▸ **Requests**:
[a] In the post about the "2001" film and novel, why does the writer say the book isn't meant to explain the movie? Answer in one to three sentences.
[b] Continue the post about the "2001" film, novel and sequel from the point where it stops.

▸ **Reading text**:
I'm a fan of the movie.

With Stanley Kubrick being my favorite director and "2001" being my favorite film, the likelihood of me enjoying a sequel made without Kubrick seemed pretty low. I think there are a couple important things to remember that help with my enjoyment of it:
-The novel for "2001: A Space Odyssey" was developed by Clarke and Kubrick during scripting for the movie, and was finished by Clarke and published after the release of the film. It's not accurate to say that "2001" is based on a book by Arthur C. Clarke. Nor is it accurate to call the book a novelization. It is accurate to say that both were created simultaneously yet separately, with Kubrick having more control over the film and Clarke more control over the novel. (All were suggested by a Clarke short story called "The Sentinel" which basically is about the discovery of an unknown artifact on the moon.)

-Therefore, the events in "2001" the book are different from "2001" the film. Neither is more correct than the other; it's just two different takes on the same idea. The book, by necessity, is more literary, while the film is more visual. The book isn't meant to "explain" the movie. Kubrick and Clarke were good collaborators but they did not agree 100% on every single little thing, so Clarke's telling of the story is not meant to be an explanation of Kubrick's film.

▸ **Record set**:
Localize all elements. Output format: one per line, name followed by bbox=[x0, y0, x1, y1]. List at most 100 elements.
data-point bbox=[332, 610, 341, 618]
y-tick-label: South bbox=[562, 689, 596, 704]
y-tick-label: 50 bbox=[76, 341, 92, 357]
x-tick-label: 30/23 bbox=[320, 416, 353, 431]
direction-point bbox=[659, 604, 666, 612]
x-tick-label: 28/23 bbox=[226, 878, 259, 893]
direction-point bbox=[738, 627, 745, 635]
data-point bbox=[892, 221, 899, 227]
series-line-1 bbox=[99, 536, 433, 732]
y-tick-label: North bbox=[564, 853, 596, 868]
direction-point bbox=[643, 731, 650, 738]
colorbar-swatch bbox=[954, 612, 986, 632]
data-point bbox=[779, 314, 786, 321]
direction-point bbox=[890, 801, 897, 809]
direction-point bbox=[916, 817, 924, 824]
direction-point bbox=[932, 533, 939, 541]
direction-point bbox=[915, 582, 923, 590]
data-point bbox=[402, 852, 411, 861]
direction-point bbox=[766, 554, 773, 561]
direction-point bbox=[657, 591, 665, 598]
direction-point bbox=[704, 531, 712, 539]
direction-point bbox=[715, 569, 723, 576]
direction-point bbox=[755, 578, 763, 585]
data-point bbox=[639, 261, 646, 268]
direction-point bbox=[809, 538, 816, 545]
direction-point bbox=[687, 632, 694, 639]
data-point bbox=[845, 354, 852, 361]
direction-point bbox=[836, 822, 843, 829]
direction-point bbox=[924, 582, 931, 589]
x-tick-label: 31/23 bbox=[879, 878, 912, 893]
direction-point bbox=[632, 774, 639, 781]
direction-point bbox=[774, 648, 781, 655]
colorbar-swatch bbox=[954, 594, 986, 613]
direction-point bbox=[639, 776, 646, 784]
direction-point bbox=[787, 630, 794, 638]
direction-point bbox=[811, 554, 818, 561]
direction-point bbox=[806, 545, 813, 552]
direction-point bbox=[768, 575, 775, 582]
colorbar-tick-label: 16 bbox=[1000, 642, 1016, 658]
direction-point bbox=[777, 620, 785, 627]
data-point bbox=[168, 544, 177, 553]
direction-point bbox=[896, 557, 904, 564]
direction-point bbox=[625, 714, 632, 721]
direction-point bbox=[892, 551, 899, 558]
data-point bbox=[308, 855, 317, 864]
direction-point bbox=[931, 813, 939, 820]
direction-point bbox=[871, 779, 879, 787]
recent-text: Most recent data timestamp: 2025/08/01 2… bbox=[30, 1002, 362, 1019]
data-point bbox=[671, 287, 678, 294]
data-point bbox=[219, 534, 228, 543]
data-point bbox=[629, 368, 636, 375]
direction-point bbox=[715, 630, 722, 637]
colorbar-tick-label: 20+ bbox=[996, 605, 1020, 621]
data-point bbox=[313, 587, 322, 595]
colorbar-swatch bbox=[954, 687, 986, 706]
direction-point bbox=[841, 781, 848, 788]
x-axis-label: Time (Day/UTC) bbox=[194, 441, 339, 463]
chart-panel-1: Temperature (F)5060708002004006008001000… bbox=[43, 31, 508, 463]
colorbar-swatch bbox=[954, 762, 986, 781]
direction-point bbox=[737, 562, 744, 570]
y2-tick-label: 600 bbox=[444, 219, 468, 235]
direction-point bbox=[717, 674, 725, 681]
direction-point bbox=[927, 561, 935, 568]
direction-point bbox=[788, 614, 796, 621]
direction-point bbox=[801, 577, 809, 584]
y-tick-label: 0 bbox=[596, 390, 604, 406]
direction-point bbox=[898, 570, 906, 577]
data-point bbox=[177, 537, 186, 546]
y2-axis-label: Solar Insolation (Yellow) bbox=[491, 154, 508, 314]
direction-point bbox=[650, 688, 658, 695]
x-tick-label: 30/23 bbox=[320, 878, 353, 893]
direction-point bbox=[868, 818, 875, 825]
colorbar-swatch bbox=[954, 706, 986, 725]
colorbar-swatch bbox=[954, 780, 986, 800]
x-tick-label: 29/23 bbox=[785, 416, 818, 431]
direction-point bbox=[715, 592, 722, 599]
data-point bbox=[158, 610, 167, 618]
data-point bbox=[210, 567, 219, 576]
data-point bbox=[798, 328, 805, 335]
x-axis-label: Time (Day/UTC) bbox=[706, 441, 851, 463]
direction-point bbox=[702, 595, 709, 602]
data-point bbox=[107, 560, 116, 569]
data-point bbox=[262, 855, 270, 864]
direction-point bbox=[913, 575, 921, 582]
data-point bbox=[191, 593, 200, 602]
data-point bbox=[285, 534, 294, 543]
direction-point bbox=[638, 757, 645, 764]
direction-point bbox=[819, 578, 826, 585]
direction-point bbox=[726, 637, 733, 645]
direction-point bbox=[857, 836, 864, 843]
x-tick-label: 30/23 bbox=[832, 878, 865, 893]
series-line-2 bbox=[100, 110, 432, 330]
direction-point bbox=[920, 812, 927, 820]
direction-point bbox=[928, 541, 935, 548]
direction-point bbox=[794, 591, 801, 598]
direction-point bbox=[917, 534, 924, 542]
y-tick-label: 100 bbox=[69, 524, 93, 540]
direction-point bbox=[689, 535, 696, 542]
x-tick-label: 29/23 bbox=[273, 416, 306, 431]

▸ **Answer set**:
[a] The novel and the film were created at the same time but separately, with Clarke having more control over the book and Kubrick over the film, so they are two different takes on the same idea. Kubrick and Clarke also did not agree on every detail, so Clarke's telling is not an explanation of Kubrick's film.

[b]
-The novel for "2010" is meant to be a sequel to the novel for "2001" -- sorta. Because there are some differences between the plotting in the movie version of "2001" compared to the book, Clarke states that when both versions clashes, he chose to follow what the film showed rather than what the novel depicted, believing more readers would be familiar with the film and not wanting to cause confusion. (For instance, in "2001" the novel, Discovery goes to Saturn, not Jupiter. But because Kubrick couldn't get an effect for Saturn that he liked, it was switched to Jupiter in the film. But Clarke kept the Saturn setting in the original novel. For the "2010" novel, he decided to have the events take place at Jupiter in keeping with the film. But it's not nearly as significant a difference to the plot as it might sound.)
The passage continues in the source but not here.